*TASK DETAILS*.
Pictures do not belong in the copy; restate the records below word for word.

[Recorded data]
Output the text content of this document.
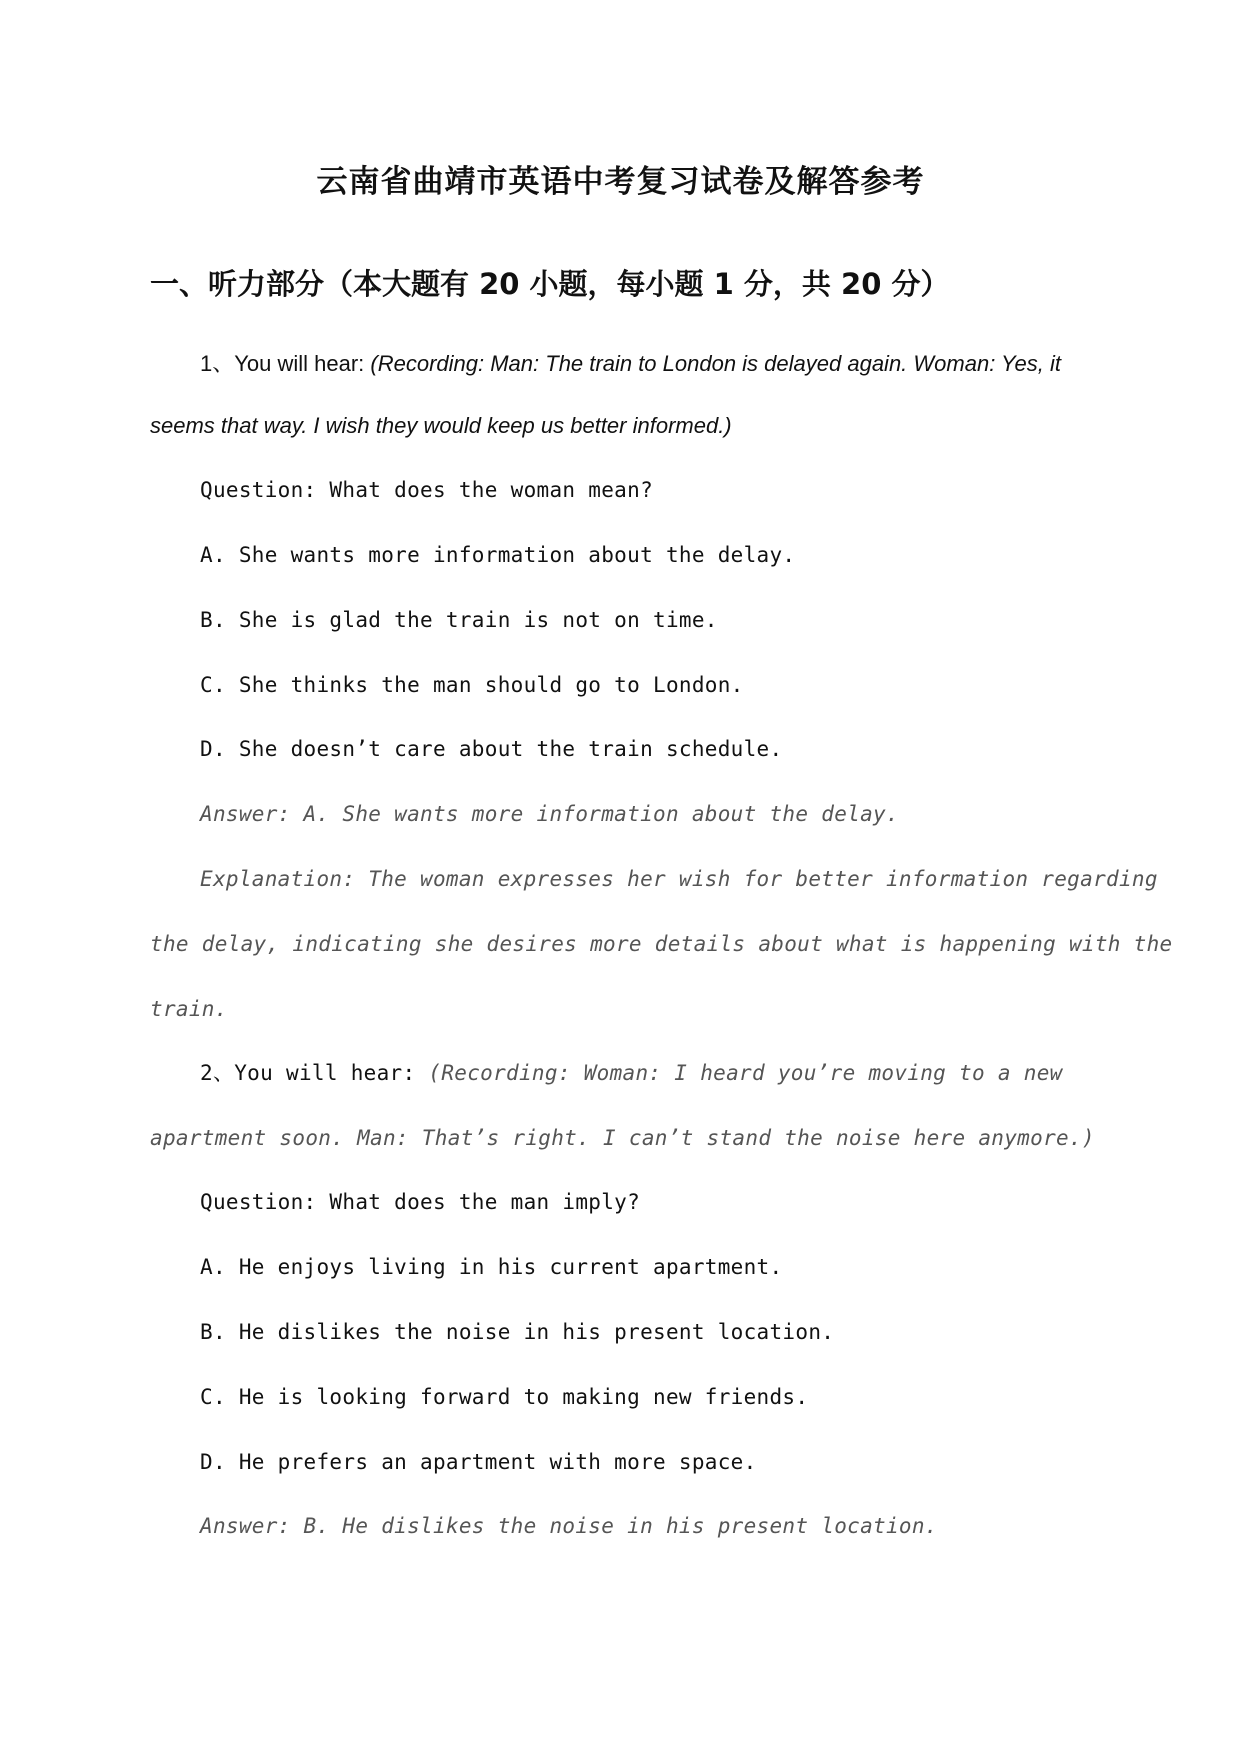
云南省曲靖市英语中考复习试卷及解答参考
一、听力部分（本大题有 20 小题，每小题 1 分，共 20 分）
1、You will hear: (Recording: Man: The train to London is delayed again. Woman: Yes, it
seems that way. I wish they would keep us better informed.)
Question: What does the woman mean?
A. She wants more information about the delay.
B. She is glad the train is not on time.
C. She thinks the man should go to London.
D. She doesn’t care about the train schedule.
Answer: A. She wants more information about the delay.
Explanation: The woman expresses her wish for better information regarding
the delay, indicating she desires more details about what is happening with the
train.
2、You will hear: (Recording: Woman: I heard you’re moving to a new
apartment soon. Man: That’s right. I can’t stand the noise here anymore.)
Question: What does the man imply?
A. He enjoys living in his current apartment.
B. He dislikes the noise in his present location.
C. He is looking forward to making new friends.
D. He prefers an apartment with more space.
Answer: B. He dislikes the noise in his present location.
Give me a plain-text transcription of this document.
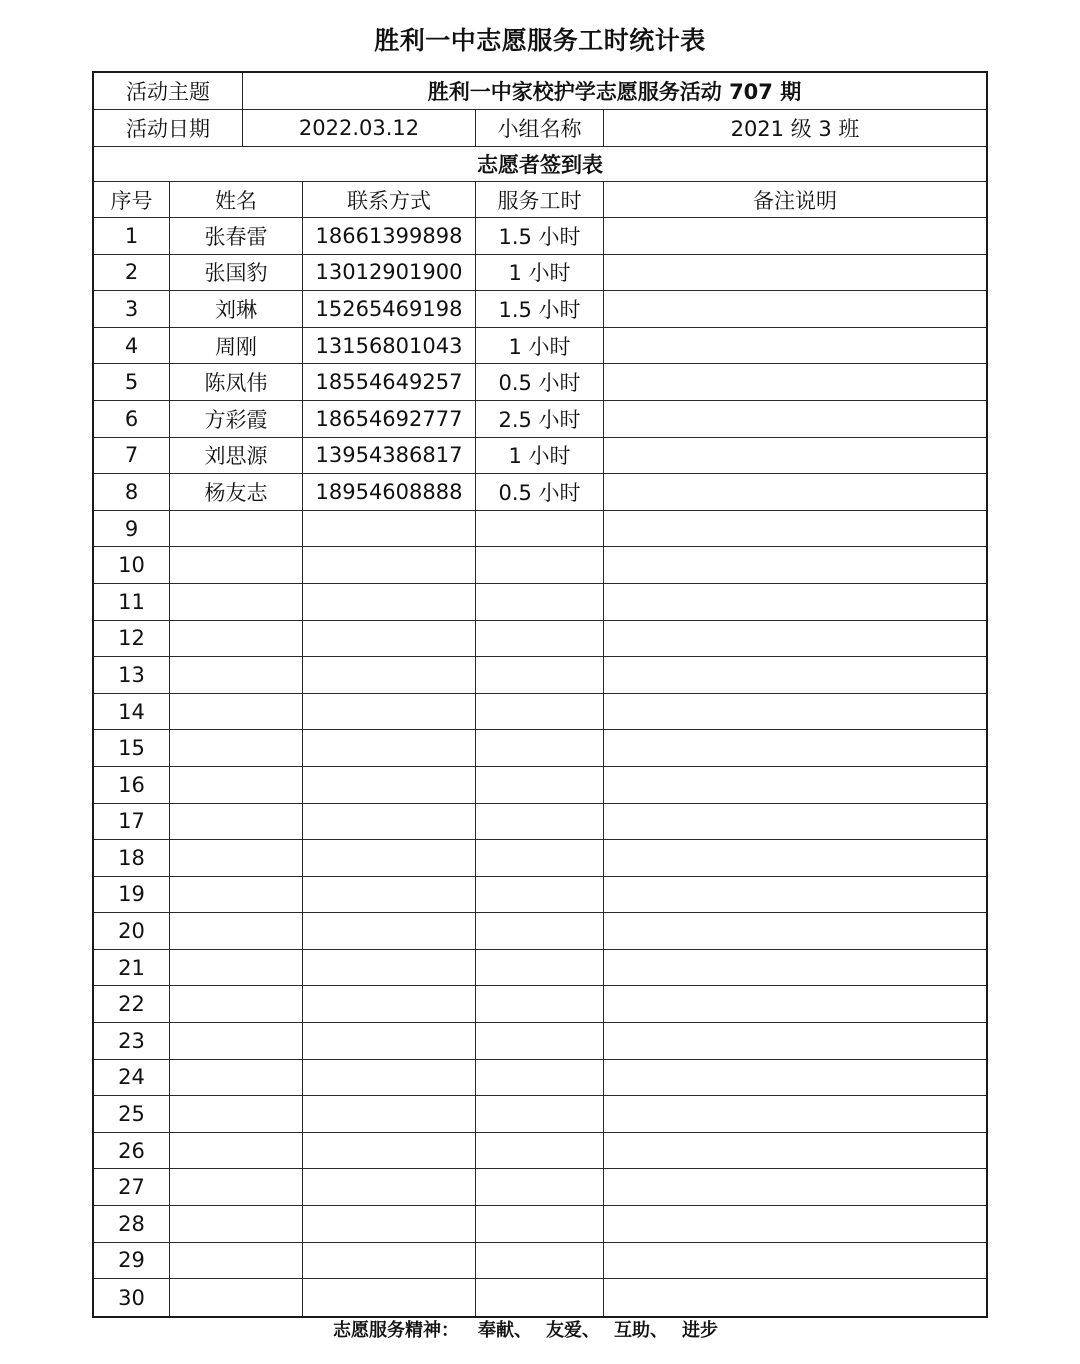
胜利一中志愿服务工时统计表
活动主题	胜利一中家校护学志愿服务活动 707 期
活动日期	2022.03.12	小组名称	2021 级 3 班
志愿者签到表
序号	姓名	联系方式	服务工时	备注说明
1	张春雷	18661399898	1.5 小时
2	张国豹	13012901900	1 小时
3	刘琳	15265469198	1.5 小时
4	周刚	13156801043	1 小时
5	陈凤伟	18554649257	0.5 小时
6	方彩霞	18654692777	2.5 小时
7	刘思源	13954386817	1 小时
8	杨友志	18954608888	0.5 小时
9
10
11
12
13
14
15
16
17
18
19
20
21
22
23
24
25
26
27
28
29
30
志愿服务精神： 奉献、 友爱、 互助、 进步
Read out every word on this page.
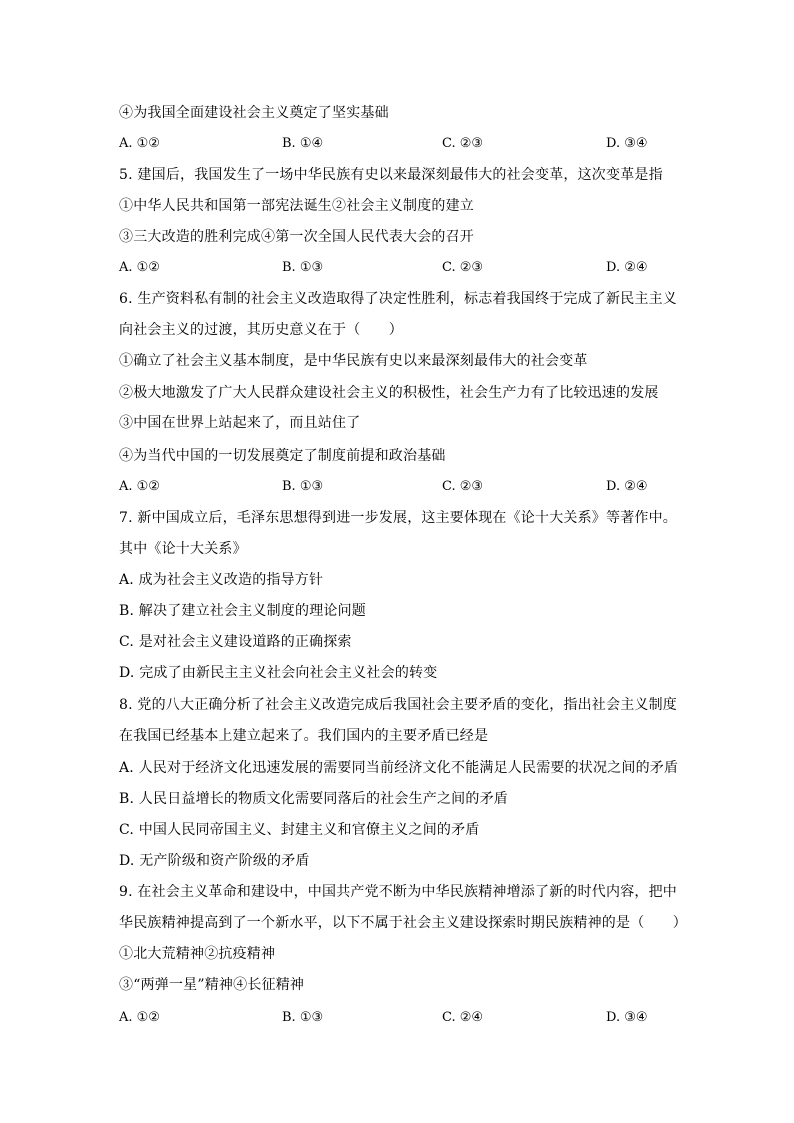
④为我国全面建设社会主义奠定了坚实基础
A. ①②	B. ①④	C. ②③	D. ③④
5. 建国后，我国发生了一场中华民族有史以来最深刻最伟大的社会变革，这次变革是指
①中华人民共和国第一部宪法诞生②社会主义制度的建立
③三大改造的胜利完成④第一次全国人民代表大会的召开
A. ①②	B. ①③	C. ②③	D. ②④
6. 生产资料私有制的社会主义改造取得了决定性胜利，标志着我国终于完成了新民主主义
向社会主义的过渡，其历史意义在于（　　）
①确立了社会主义基本制度，是中华民族有史以来最深刻最伟大的社会变革
②极大地激发了广大人民群众建设社会主义的积极性，社会生产力有了比较迅速的发展
③中国在世界上站起来了，而且站住了
④为当代中国的一切发展奠定了制度前提和政治基础
A. ①②	B. ①③	C. ②③	D. ②④
7. 新中国成立后，毛泽东思想得到进一步发展，这主要体现在《论十大关系》等著作中。
其中《论十大关系》
A. 成为社会主义改造的指导方针
B. 解决了建立社会主义制度的理论问题
C. 是对社会主义建设道路的正确探索
D. 完成了由新民主主义社会向社会主义社会的转变
8. 党的八大正确分析了社会主义改造完成后我国社会主要矛盾的变化，指出社会主义制度
在我国已经基本上建立起来了。我们国内的主要矛盾已经是
A. 人民对于经济文化迅速发展的需要同当前经济文化不能满足人民需要的状况之间的矛盾
B. 人民日益增长的物质文化需要同落后的社会生产之间的矛盾
C. 中国人民同帝国主义、封建主义和官僚主义之间的矛盾
D. 无产阶级和资产阶级的矛盾
9. 在社会主义革命和建设中，中国共产党不断为中华民族精神增添了新的时代内容，把中
华民族精神提高到了一个新水平，以下不属于社会主义建设探索时期民族精神的是（　　）
①北大荒精神②抗疫精神
③“两弹一星”精神④长征精神
A. ①②	B. ①③	C. ②④	D. ③④
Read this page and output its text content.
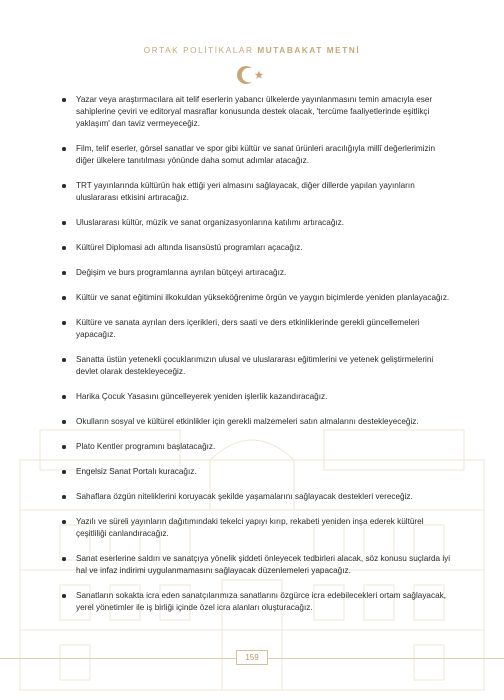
ORTAK POLİTİKALAR MUTABAKAT METNİ
Yazar veya araştırmacılara ait telif eserlerin yabancı ülkelerde yayınlanmasını temin amacıyla eser sahiplerine çeviri ve editoryal masraflar konusunda destek olacak, 'tercüme faaliyetlerinde eşitlikçi yaklaşım' dan taviz vermeyeceğiz.
Film, telif eserler, görsel sanatlar ve spor gibi kültür ve sanat ürünleri aracılığıyla millî değerlerimizin diğer ülkelere tanıtılması yönünde daha somut adımlar atacağız.
TRT yayınlarında kültürün hak ettiği yeri almasını sağlayacak, diğer dillerde yapılan yayınların uluslararası etkisini artıracağız.
Uluslararası kültür, müzik ve sanat organizasyonlarına katılımı artıracağız.
Kültürel Diplomasi adı altında lisansüstü programları açacağız.
Değişim ve burs programlarına ayrılan bütçeyi artıracağız.
Kültür ve sanat eğitimini ilkokuldan yükseköğrenime örgün ve yaygın biçimlerde yeniden planlayacağız.
Kültüre ve sanata ayrılan ders içerikleri, ders saati ve ders etkinliklerinde gerekli güncellemeleri yapacağız.
Sanatta üstün yetenekli çocuklarımızın ulusal ve uluslararası eğitimlerini ve yetenek geliştirmelerini devlet olarak destekleyeceğiz.
Harika Çocuk Yasasını güncelleyerek yeniden işlerlik kazandıracağız.
Okulların sosyal ve kültürel etkinlikler için gerekli malzemeleri satın almalarını destekleyeceğiz.
Plato Kentler programını başlatacağız.
Engelsiz Sanat Portalı kuracağız.
Sahaflara özgün niteliklerini koruyacak şekilde yaşamalarını sağlayacak destekleri vereceğiz.
Yazılı ve süreli yayınların dağıtımındaki tekelci yapıyı kırıp, rekabeti yeniden inşa ederek kültürel çeşitliliği canlandıracağız.
Sanat eserlerine saldırı ve sanatçıya yönelik şiddeti önleyecek tedbirleri alacak, söz konusu suçlarda iyi hal ve infaz indirimi uygulanmamasını sağlayacak düzenlemeleri yapacağız.
Sanatların sokakta icra eden sanatçılarımıza sanatlarını özgürce icra edebilecekleri ortam sağlayacak, yerel yönetimler ile iş birliği içinde özel icra alanları oluşturacağız.
159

*COMPLETE ANSWER*.
Output the text content of this document.
云南省曲靖市英语中考复习试卷及解答参考
一、听力部分（本大题有 20 小题，每小题 1 分，共 20 分）
1、You will hear: (Recording: Man: The train to London is delayed again. Woman: Yes, it
seems that way. I wish they would keep us better informed.)
Question: What does the woman mean?
A. She wants more information about the delay.
B. She is glad the train is not on time.
C. She thinks the man should go to London.
D. She doesn’t care about the train schedule.
Answer: A. She wants more information about the delay.
Explanation: The woman expresses her wish for better information regarding
the delay, indicating she desires more details about what is happening with the
train.
2、You will hear: (Recording: Woman: I heard you’re moving to a new
apartment soon. Man: That’s right. I can’t stand the noise here anymore.)
Question: What does the man imply?
A. He enjoys living in his current apartment.
B. He dislikes the noise in his present location.
C. He is looking forward to making new friends.
D. He prefers an apartment with more space.
Answer: B. He dislikes the noise in his present location.
Give me a plain-text transcription of this document.
胜利一中志愿服务工时统计表
活动主题	胜利一中家校护学志愿服务活动 707 期
活动日期	2022.03.12	小组名称	2021 级 3 班
志愿者签到表
序号	姓名	联系方式	服务工时	备注说明
1	张春雷	18661399898	1.5 小时
2	张国豹	13012901900	1 小时
3	刘琳	15265469198	1.5 小时
4	周刚	13156801043	1 小时
5	陈凤伟	18554649257	0.5 小时
6	方彩霞	18654692777	2.5 小时
7	刘思源	13954386817	1 小时
8	杨友志	18954608888	0.5 小时
9
10
11
12
13
14
15
16
17
18
19
20
21
22
23
24
25
26
27
28
29
30
志愿服务精神： 奉献、 友爱、 互助、 进步
Read out every word on this page.
④为我国全面建设社会主义奠定了坚实基础
A. ①②	B. ①④	C. ②③	D. ③④
5. 建国后，我国发生了一场中华民族有史以来最深刻最伟大的社会变革，这次变革是指
①中华人民共和国第一部宪法诞生②社会主义制度的建立
③三大改造的胜利完成④第一次全国人民代表大会的召开
A. ①②	B. ①③	C. ②③	D. ②④
6. 生产资料私有制的社会主义改造取得了决定性胜利，标志着我国终于完成了新民主主义
向社会主义的过渡，其历史意义在于（　　）
①确立了社会主义基本制度，是中华民族有史以来最深刻最伟大的社会变革
②极大地激发了广大人民群众建设社会主义的积极性，社会生产力有了比较迅速的发展
③中国在世界上站起来了，而且站住了
④为当代中国的一切发展奠定了制度前提和政治基础
A. ①②	B. ①③	C. ②③	D. ②④
7. 新中国成立后，毛泽东思想得到进一步发展，这主要体现在《论十大关系》等著作中。
其中《论十大关系》
A. 成为社会主义改造的指导方针
B. 解决了建立社会主义制度的理论问题
C. 是对社会主义建设道路的正确探索
D. 完成了由新民主主义社会向社会主义社会的转变
8. 党的八大正确分析了社会主义改造完成后我国社会主要矛盾的变化，指出社会主义制度
在我国已经基本上建立起来了。我们国内的主要矛盾已经是
A. 人民对于经济文化迅速发展的需要同当前经济文化不能满足人民需要的状况之间的矛盾
B. 人民日益增长的物质文化需要同落后的社会生产之间的矛盾
C. 中国人民同帝国主义、封建主义和官僚主义之间的矛盾
D. 无产阶级和资产阶级的矛盾
9. 在社会主义革命和建设中，中国共产党不断为中华民族精神增添了新的时代内容，把中
华民族精神提高到了一个新水平，以下不属于社会主义建设探索时期民族精神的是（　　）
①北大荒精神②抗疫精神
③“两弹一星”精神④长征精神
A. ①②	B. ①③	C. ②④	D. ③④
Read this page and output its text content.
ORTAK POLİTİKALAR MUTABAKAT METNİ
Yazar veya araştırmacılara ait telif eserlerin yabancı ülkelerde yayınlanmasını temin amacıyla eser sahiplerine çeviri ve editoryal masraflar konusunda destek olacak, 'tercüme faaliyetlerinde eşitlikçi yaklaşım' dan taviz vermeyeceğiz.
Film, telif eserler, görsel sanatlar ve spor gibi kültür ve sanat ürünleri aracılığıyla millî değerlerimizin diğer ülkelere tanıtılması yönünde daha somut adımlar atacağız.
TRT yayınlarında kültürün hak ettiği yeri almasını sağlayacak, diğer dillerde yapılan yayınların uluslararası etkisini artıracağız.
Uluslararası kültür, müzik ve sanat organizasyonlarına katılımı artıracağız.
Kültürel Diplomasi adı altında lisansüstü programları açacağız.
Değişim ve burs programlarına ayrılan bütçeyi artıracağız.
Kültür ve sanat eğitimini ilkokuldan yükseköğrenime örgün ve yaygın biçimlerde yeniden planlayacağız.
Kültüre ve sanata ayrılan ders içerikleri, ders saati ve ders etkinliklerinde gerekli güncellemeleri yapacağız.
Sanatta üstün yetenekli çocuklarımızın ulusal ve uluslararası eğitimlerini ve yetenek geliştirmelerini devlet olarak destekleyeceğiz.
Harika Çocuk Yasasını güncelleyerek yeniden işlerlik kazandıracağız.
Okulların sosyal ve kültürel etkinlikler için gerekli malzemeleri satın almalarını destekleyeceğiz.
Plato Kentler programını başlatacağız.
Engelsiz Sanat Portalı kuracağız.
Sahaflara özgün niteliklerini koruyacak şekilde yaşamalarını sağlayacak destekleri vereceğiz.
Yazılı ve süreli yayınların dağıtımındaki tekelci yapıyı kırıp, rekabeti yeniden inşa ederek kültürel çeşitliliği canlandıracağız.
Sanat eserlerine saldırı ve sanatçıya yönelik şiddeti önleyecek tedbirleri alacak, söz konusu suçlarda iyi hal ve infaz indirimi uygulanmamasını sağlayacak düzenlemeleri yapacağız.
Sanatların sokakta icra eden sanatçılarımıza sanatlarını özgürce icra edebilecekleri ortam sağlayacak, yerel yönetimler ile iş birliği içinde özel icra alanları oluşturacağız.
159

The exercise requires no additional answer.